• [EXTRAIT CHOISI]:
◆ ◆ ◆ ◆ ◆

Sim’hat Torah – un nouveau départ

Le jour de Sim’hat Torah, où tout Juif est censé se réjouir avec la Torah, représente en fait une épreuve de taille. En effet, l’accomplissement de la Torah implique souffrances et abnégation. Dans cet esprit, nos Sages avertissent (Nedarim 81a) : « Prenez garde aux fils des indigents, car d’eux émanera la Torah. » Est-ce à dire qu’il faut être soi-même pauvre pour devenir un homme de Torah ?

C’est du moins ce que laissent entendre les célèbres directives (Avot 6:4 ; Calla 8) : « Telle est la voie de la Torah : tu mangeras du pain avec du sel, boiras de l’eau au compte-gouttes, coucheras sur le sol. Tu vivras une vie de souffrances et peineras dans l’étude de la Torah. » Comment, dans ces conditions, peut-on tirer de la joie de la Torah ?

◆ ◆ ◆ ◆ ◆

• [EXTRAITS DES LIGNES]:
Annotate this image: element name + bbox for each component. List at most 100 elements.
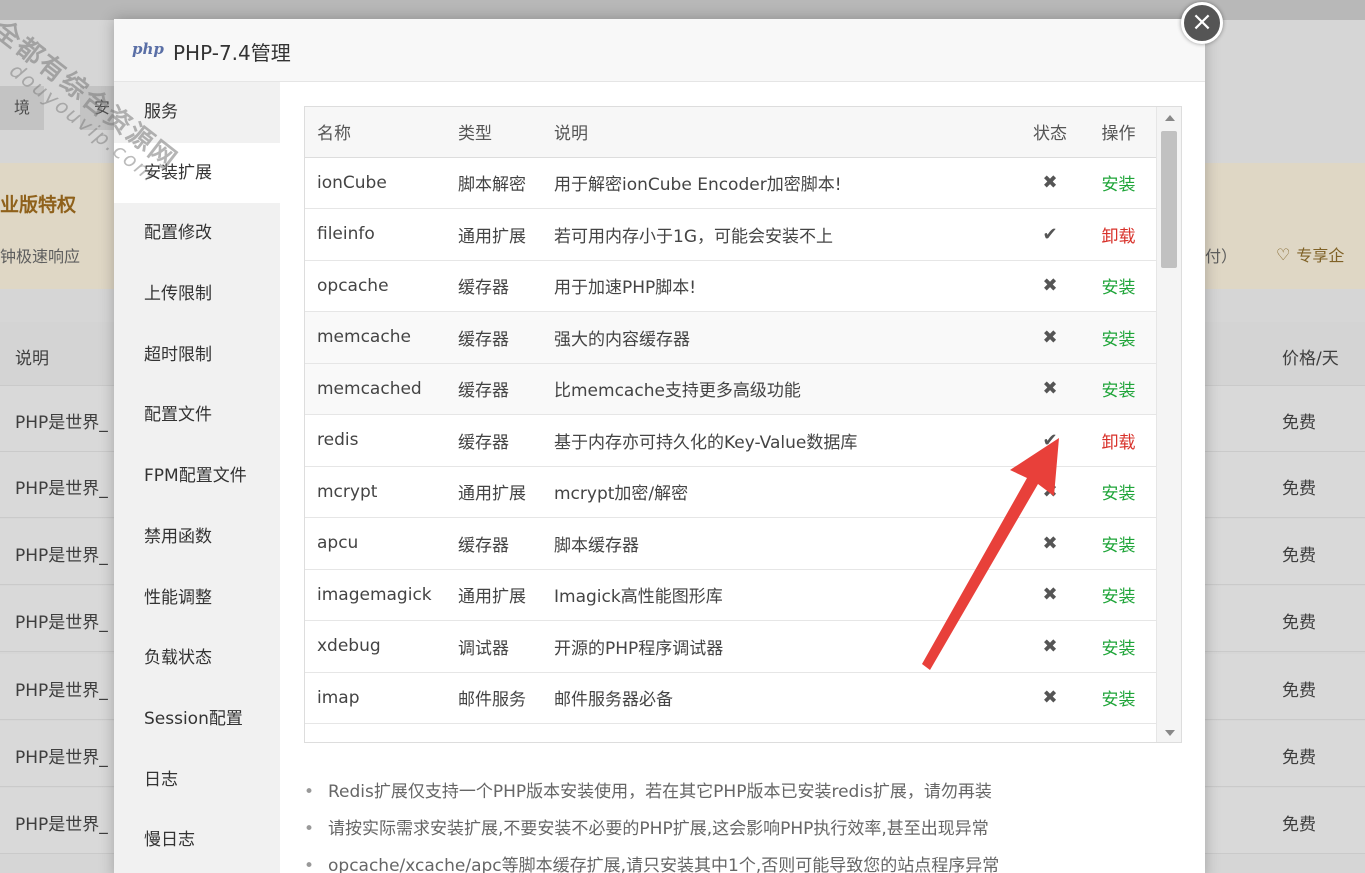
ext-name: mcrypt: [305, 466, 458, 518]
sidebar-item-fpm-config[interactable]: FPM配置文件: [114, 446, 280, 507]
sidebar-item-upload-limit[interactable]: 上传限制: [114, 264, 280, 325]
sidebar-item-disabled-functions[interactable]: 禁用函数: [114, 507, 280, 568]
install-button[interactable]: 安装: [1080, 260, 1157, 312]
ext-desc: 开源的PHP程序调试器: [554, 620, 1020, 673]
table-row: mcrypt 通用扩展 mcrypt加密/解密 ✖ 安装: [305, 466, 1157, 518]
col-header-type: 类型: [458, 107, 554, 158]
cross-icon: ✖: [1020, 260, 1080, 312]
install-button[interactable]: 安装: [1080, 157, 1157, 209]
sidebar-item-timeout-limit[interactable]: 超时限制: [114, 325, 280, 386]
ext-desc: 邮件服务器必备: [554, 672, 1020, 724]
ext-type: 缓存器: [458, 260, 554, 312]
ext-type: 通用扩展: [458, 466, 554, 518]
ext-desc: 若可用内存小于1G，可能会安装不上: [554, 208, 1020, 261]
ext-type: 通用扩展: [458, 208, 554, 261]
table-row: memcache 缓存器 强大的内容缓存器 ✖ 安装: [305, 311, 1157, 364]
cross-icon: ✖: [1020, 466, 1080, 518]
col-header-status: 状态: [1020, 107, 1080, 158]
cross-icon: ✖: [1020, 157, 1080, 209]
install-button[interactable]: 安装: [1080, 466, 1157, 518]
note-item: opcache/xcache/apc等脚本缓存扩展,请只安装其中1个,否则可能导…: [304, 848, 1184, 873]
check-icon: ✔: [1020, 414, 1080, 467]
ext-desc: mcrypt加密/解密: [554, 466, 1020, 518]
cross-icon: ✖: [1020, 620, 1080, 673]
php-manager-modal: php PHP-7.4管理 服务 安装扩展 配置修改 上传限制 超时限制 配置文…: [114, 19, 1205, 873]
col-header-desc: 说明: [554, 107, 1020, 158]
modal-header: php PHP-7.4管理: [114, 19, 1205, 82]
ext-desc: Imagick高性能图形库: [554, 569, 1020, 621]
table-header-row: 名称 类型 说明 状态 操作: [305, 107, 1157, 158]
cross-icon: ✖: [1020, 517, 1080, 570]
ext-type: 缓存器: [458, 363, 554, 415]
cross-icon: ✖: [1020, 569, 1080, 621]
ext-name: apcu: [305, 517, 458, 570]
cross-icon: ✖: [1020, 363, 1080, 415]
ext-desc: 用于加速PHP脚本!: [554, 260, 1020, 312]
ext-name: memcached: [305, 363, 458, 415]
ext-desc: 用于解密ionCube Encoder加密脚本!: [554, 157, 1020, 209]
cross-icon: ✖: [1020, 672, 1080, 724]
table-scrollbar[interactable]: [1156, 107, 1181, 742]
ext-desc: 基于内存亦可持久化的Key-Value数据库: [554, 414, 1020, 467]
php-logo: php: [132, 40, 164, 58]
sidebar-item-performance[interactable]: 性能调整: [114, 568, 280, 629]
table-row: memcached 缓存器 比memcache支持更多高级功能 ✖ 安装: [305, 363, 1157, 415]
check-icon: ✔: [1020, 208, 1080, 261]
scroll-up-arrow-icon[interactable]: [1165, 115, 1175, 121]
ext-desc: 强大的内容缓存器: [554, 311, 1020, 364]
close-icon[interactable]: ×: [1181, 2, 1223, 44]
table-row: imagemagick 通用扩展 Imagick高性能图形库 ✖ 安装: [305, 569, 1157, 621]
scroll-thumb[interactable]: [1161, 131, 1177, 268]
install-button[interactable]: 安装: [1080, 672, 1157, 724]
cross-icon: ✖: [1020, 311, 1080, 364]
ext-type: 缓存器: [458, 414, 554, 467]
ext-name: opcache: [305, 260, 458, 312]
ext-type: 邮件服务: [458, 672, 554, 724]
ext-type: 脚本解密: [458, 157, 554, 209]
sidebar-item-session-config[interactable]: Session配置: [114, 689, 280, 750]
install-button[interactable]: 安装: [1080, 311, 1157, 364]
scroll-down-arrow-icon[interactable]: [1165, 730, 1175, 736]
notes-list: Redis扩展仅支持一个PHP版本安装使用，若在其它PHP版本已安装redis扩…: [304, 774, 1184, 873]
ext-desc: 比memcache支持更多高级功能: [554, 363, 1020, 415]
ext-type: 缓存器: [458, 311, 554, 364]
col-header-op: 操作: [1080, 107, 1157, 158]
table-row: apcu 缓存器 脚本缓存器 ✖ 安装: [305, 517, 1157, 570]
table-row: opcache 缓存器 用于加速PHP脚本! ✖ 安装: [305, 260, 1157, 312]
table-row: fileinfo 通用扩展 若可用内存小于1G，可能会安装不上 ✔ 卸载: [305, 208, 1157, 261]
uninstall-button[interactable]: 卸载: [1080, 208, 1157, 261]
col-header-name: 名称: [305, 107, 458, 158]
ext-type: 调试器: [458, 620, 554, 673]
table-row: redis 缓存器 基于内存亦可持久化的Key-Value数据库 ✔ 卸载: [305, 414, 1157, 467]
ext-name: memcache: [305, 311, 458, 364]
extensions-table-container: 名称 类型 说明 状态 操作 ionCube 脚本解密 用于解密ionCube …: [304, 106, 1182, 743]
ext-type: 缓存器: [458, 517, 554, 570]
ext-type: 通用扩展: [458, 569, 554, 621]
modal-sidebar: 服务 安装扩展 配置修改 上传限制 超时限制 配置文件 FPM配置文件 禁用函数…: [114, 82, 280, 873]
ext-name: imagemagick: [305, 569, 458, 621]
install-button[interactable]: 安装: [1080, 620, 1157, 673]
sidebar-item-config-edit[interactable]: 配置修改: [114, 203, 280, 264]
install-button[interactable]: 安装: [1080, 363, 1157, 415]
ext-name: xdebug: [305, 620, 458, 673]
table-row: ionCube 脚本解密 用于解密ionCube Encoder加密脚本! ✖ …: [305, 157, 1157, 209]
ext-desc: 脚本缓存器: [554, 517, 1020, 570]
sidebar-item-load-status[interactable]: 负载状态: [114, 628, 280, 689]
install-button[interactable]: 安装: [1080, 517, 1157, 570]
ext-name: fileinfo: [305, 208, 458, 261]
sidebar-item-logs[interactable]: 日志: [114, 750, 280, 811]
uninstall-button[interactable]: 卸载: [1080, 414, 1157, 467]
table-row: xdebug 调试器 开源的PHP程序调试器 ✖ 安装: [305, 620, 1157, 673]
modal-title: PHP-7.4管理: [173, 41, 291, 65]
ext-name: redis: [305, 414, 458, 467]
note-item: Redis扩展仅支持一个PHP版本安装使用，若在其它PHP版本已安装redis扩…: [304, 774, 1184, 811]
note-item: 请按实际需求安装扩展,不要安装不必要的PHP扩展,这会影响PHP执行效率,甚至出…: [304, 811, 1184, 848]
ext-name: ionCube: [305, 157, 458, 209]
modal-content: 名称 类型 说明 状态 操作 ionCube 脚本解密 用于解密ionCube …: [280, 82, 1205, 873]
ext-name: imap: [305, 672, 458, 724]
sidebar-item-config-file[interactable]: 配置文件: [114, 385, 280, 446]
sidebar-item-slow-log[interactable]: 慢日志: [114, 810, 280, 871]
install-button[interactable]: 安装: [1080, 569, 1157, 621]
table-row: imap 邮件服务 邮件服务器必备 ✖ 安装: [305, 672, 1157, 724]
extensions-table: 名称 类型 说明 状态 操作 ionCube 脚本解密 用于解密ionCube …: [305, 107, 1157, 724]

◆ ◆ ◆ ◆ ◆

• [TRAVAIL DEMANDÉ]:
1. Pour chacune des affirmations suivantes, indiquez par oui ou non si elle concorde avec le texte sur Sim’hat Torah, et citez les mots du texte qui tranchent. (a) Le jour de Sim’hat Torah représente une épreuve de taille. (b) L’accomplissement de la Torah implique confort et facilité. (c) La voie de la Torah prescrit de coucher dans un lit.
2. Selon l’avertissement des Sages cité dans le texte sur Sim’hat Torah, de qui émanera la Torah ?
3. Poursuivez le texte sur Sim’hat Torah après sa dernière phrase.

• [LES RÉPONSES]:
1.
(a) Oui : « représente en fait une épreuve de taille ».
(b) Non : « l’accomplissement de la Torah implique souffrances et abnégation ».
(c) Non : « coucheras sur le sol ».

2. Des fils des indigents.

3.
Il nous faut par ailleurs comprendre pourquoi l’achèvement d’un cycle de lecture du Livre saint est suivi de son recommencement immédiat, pour le moins déroutant, quand on réalise qu’il se clôt par le passage traitant de la mort de Moché Rabbénou, évènement qui eut lieu en Adar (cf. Kiddouchin 38b). N’eût-il pas été plus logique, dès lors, de clôturer la lecture de la Torah à l’anniversaire de sa mort, plutôt qu’à Sim’hat Torah ?

En outre, n’est-il pas étonnant, voire hors de propos, de se réjouir alors que l’on lit l’épisode de la Torah relatant la mort de Moché Rabbénou ? Le deuil n’aurait-il pas été plus approprié ?

Rappelons, pour commencer, que Sim’hat Torah fait immédiatement suite aux fêtes de Tichri, avec toute la préparation que cela implique, d’un point de vue spirituel. Si cette période est marquée par un travail de fond dans les domaines de l’humilité, de la joie, de la crainte de D., si la techouva en constitue la ligne directrice, l’auteur de ces efforts mérite amplement, pour avoir triomphé du mauvais penchant, de s’orner d’une tiare, celle de la Torah. Ainsi, en dépit de toutes les mortifications et de l’abnégation dont il aura fait preuve, il pourra être un véritable homme de Torah et se réjouir avec celle-ci, après ce considérable travail d’élévation.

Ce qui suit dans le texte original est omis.